## DATA FOR PROCESSING
·····
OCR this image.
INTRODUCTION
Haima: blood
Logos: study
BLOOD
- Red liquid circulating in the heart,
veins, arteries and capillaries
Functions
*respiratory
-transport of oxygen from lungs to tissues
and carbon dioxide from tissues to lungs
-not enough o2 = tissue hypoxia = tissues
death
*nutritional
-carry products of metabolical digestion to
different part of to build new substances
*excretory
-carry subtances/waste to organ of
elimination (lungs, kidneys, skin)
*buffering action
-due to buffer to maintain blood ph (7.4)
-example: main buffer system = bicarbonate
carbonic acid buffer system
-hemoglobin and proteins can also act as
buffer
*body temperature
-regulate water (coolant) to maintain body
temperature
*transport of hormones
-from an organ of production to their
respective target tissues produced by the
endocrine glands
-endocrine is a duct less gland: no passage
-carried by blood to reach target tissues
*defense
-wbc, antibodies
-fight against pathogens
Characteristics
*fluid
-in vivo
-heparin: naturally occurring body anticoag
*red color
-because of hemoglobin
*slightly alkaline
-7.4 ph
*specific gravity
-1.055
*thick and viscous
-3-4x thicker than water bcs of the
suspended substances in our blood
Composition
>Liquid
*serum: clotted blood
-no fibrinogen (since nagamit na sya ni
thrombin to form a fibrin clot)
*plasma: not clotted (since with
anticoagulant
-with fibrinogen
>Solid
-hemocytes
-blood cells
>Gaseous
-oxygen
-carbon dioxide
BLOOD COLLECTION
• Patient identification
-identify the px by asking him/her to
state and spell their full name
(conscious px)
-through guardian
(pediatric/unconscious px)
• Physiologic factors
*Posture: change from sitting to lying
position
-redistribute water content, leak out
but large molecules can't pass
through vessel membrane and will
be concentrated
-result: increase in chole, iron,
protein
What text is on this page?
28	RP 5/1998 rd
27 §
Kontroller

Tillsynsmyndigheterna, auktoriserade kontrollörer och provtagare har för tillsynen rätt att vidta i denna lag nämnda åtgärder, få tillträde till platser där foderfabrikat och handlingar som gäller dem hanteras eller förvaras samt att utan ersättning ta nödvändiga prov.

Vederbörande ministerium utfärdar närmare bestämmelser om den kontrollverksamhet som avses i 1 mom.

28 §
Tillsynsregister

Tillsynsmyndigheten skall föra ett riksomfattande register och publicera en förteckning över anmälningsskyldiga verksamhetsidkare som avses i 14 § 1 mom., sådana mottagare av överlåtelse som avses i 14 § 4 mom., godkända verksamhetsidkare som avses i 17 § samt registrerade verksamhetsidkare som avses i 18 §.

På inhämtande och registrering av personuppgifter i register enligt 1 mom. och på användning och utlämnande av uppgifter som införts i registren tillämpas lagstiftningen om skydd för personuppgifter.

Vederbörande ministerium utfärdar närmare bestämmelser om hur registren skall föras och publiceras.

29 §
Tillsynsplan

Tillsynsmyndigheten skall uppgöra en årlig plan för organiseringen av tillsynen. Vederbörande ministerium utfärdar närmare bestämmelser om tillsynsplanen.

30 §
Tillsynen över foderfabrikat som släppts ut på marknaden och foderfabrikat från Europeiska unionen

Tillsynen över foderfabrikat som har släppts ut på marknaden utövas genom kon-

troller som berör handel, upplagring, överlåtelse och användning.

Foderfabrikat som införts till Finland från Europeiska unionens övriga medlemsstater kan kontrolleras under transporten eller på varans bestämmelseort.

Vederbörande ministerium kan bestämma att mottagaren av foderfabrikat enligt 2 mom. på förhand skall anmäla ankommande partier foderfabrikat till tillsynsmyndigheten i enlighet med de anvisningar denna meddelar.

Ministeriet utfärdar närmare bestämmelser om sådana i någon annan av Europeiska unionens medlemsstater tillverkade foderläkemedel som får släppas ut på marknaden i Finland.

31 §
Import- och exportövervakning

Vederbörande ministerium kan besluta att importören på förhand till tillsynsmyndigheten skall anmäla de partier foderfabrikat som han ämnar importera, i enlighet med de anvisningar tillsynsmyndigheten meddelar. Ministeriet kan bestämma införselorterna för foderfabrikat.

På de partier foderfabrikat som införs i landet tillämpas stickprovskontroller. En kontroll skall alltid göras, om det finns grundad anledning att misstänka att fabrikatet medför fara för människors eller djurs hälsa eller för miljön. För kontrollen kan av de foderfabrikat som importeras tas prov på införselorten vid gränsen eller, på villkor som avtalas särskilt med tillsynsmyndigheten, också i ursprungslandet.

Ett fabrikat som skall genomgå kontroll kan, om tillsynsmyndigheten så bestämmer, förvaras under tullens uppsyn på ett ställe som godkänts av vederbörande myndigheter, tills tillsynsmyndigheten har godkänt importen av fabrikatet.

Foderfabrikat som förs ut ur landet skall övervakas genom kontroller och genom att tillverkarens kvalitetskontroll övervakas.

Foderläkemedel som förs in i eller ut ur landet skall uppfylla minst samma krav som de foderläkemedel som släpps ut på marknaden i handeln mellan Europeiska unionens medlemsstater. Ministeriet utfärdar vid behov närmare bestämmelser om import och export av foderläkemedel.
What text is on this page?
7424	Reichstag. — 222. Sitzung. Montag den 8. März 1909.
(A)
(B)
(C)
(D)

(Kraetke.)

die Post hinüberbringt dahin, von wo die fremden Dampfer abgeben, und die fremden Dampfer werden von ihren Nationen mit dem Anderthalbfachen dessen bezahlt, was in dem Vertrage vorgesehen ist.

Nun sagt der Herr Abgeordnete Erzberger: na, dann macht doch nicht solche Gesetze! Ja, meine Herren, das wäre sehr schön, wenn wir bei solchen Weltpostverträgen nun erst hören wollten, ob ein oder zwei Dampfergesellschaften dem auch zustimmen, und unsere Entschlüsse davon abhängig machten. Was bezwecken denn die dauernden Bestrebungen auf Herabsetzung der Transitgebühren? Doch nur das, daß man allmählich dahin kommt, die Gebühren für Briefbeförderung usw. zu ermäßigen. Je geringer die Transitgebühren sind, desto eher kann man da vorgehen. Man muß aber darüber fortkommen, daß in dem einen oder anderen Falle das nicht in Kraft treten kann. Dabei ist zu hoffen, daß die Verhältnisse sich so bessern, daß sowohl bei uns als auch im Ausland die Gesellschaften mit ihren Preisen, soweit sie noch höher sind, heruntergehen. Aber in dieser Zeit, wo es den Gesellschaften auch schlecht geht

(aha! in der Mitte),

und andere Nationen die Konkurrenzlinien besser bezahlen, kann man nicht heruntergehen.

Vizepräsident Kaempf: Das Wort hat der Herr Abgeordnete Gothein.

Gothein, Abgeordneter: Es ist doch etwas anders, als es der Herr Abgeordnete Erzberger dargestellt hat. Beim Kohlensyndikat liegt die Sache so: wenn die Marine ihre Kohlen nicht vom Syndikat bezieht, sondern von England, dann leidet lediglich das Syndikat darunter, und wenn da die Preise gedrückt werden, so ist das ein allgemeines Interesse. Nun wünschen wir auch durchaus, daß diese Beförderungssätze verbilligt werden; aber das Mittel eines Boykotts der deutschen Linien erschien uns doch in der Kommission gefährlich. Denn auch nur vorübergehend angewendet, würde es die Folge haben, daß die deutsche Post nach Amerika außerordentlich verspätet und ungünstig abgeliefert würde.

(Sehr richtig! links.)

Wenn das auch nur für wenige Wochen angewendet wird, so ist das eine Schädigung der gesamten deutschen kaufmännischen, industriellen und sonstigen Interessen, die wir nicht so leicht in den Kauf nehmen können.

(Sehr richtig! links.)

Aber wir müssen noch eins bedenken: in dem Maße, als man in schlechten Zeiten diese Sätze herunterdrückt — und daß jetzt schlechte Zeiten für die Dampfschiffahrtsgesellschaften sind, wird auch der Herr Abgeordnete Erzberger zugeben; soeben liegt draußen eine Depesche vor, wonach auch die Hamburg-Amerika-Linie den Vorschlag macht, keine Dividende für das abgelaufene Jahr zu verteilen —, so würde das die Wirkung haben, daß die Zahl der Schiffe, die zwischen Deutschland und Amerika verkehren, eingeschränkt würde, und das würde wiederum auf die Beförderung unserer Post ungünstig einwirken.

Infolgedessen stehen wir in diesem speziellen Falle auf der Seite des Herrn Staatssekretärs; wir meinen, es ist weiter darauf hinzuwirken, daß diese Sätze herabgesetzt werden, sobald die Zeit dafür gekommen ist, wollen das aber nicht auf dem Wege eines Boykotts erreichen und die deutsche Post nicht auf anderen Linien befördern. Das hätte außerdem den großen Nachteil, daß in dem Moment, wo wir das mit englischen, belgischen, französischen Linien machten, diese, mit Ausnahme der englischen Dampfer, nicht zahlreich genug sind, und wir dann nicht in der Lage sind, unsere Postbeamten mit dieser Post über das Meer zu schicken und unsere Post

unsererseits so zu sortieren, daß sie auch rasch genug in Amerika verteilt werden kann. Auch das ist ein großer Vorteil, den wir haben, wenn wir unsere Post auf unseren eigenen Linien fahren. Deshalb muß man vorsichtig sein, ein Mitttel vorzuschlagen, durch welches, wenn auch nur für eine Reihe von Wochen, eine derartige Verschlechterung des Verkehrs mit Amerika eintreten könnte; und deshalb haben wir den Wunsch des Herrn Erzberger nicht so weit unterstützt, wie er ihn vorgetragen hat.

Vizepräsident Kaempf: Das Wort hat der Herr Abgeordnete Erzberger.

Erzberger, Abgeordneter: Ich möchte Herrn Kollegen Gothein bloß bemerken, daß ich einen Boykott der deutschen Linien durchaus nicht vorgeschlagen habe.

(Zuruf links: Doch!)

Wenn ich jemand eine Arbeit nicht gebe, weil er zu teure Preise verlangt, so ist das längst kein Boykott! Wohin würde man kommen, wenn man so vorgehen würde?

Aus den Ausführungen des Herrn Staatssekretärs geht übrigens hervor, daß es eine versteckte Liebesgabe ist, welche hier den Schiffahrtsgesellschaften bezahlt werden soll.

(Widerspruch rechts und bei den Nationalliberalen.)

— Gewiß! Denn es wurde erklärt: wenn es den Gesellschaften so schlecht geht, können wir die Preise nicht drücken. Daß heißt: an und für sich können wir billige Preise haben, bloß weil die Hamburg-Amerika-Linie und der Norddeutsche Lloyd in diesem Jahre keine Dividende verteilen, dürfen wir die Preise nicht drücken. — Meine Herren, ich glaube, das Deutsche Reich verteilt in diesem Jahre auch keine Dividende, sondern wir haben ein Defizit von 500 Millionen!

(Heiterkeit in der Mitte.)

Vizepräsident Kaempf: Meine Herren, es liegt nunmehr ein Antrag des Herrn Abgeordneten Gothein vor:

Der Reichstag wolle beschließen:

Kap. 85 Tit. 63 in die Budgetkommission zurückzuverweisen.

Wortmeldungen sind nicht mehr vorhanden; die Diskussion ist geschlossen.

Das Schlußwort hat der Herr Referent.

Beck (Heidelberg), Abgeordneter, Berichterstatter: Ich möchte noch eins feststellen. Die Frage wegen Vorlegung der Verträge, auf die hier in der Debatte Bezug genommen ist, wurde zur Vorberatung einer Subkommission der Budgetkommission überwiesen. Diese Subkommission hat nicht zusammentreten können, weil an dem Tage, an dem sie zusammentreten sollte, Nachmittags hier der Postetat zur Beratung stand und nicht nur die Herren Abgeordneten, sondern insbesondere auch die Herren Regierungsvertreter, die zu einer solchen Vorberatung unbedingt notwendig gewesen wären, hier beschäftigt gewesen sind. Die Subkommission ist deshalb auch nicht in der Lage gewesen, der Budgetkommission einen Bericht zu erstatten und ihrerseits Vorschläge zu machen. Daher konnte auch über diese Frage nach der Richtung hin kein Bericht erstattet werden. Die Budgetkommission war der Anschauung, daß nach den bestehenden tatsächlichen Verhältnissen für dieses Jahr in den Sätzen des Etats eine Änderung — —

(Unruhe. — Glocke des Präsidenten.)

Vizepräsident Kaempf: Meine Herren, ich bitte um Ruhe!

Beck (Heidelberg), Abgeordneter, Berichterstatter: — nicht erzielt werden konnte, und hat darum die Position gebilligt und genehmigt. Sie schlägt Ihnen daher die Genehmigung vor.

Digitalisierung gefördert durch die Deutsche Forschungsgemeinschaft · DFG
·····
Search the data above and return each line in which "Wochen" occurs.

## RESULT FOR THIS TASK
Wenn das auch nur für wenige Wochen angewendet wird, so ist das eine Schädigung der gesamten deutschen kaufmännischen, industriellen und sonstigen Interessen, die wir nicht so leicht in den Kauf nehmen können.
unsererseits so zu sortieren, daß sie auch rasch genug in Amerika verteilt werden kann. Auch das ist ein großer Vorteil, den wir haben, wenn wir unsere Post auf unseren eigenen Linien fahren. Deshalb muß man vorsichtig sein, ein Mitttel vorzuschlagen, durch welches, wenn auch nur für eine Reihe von Wochen, eine derartige Verschlechterung des Verkehrs mit Amerika eintreten könnte; und deshalb haben wir den Wunsch des Herrn Erzberger nicht so weit unterstützt, wie er ihn vorgetragen hat.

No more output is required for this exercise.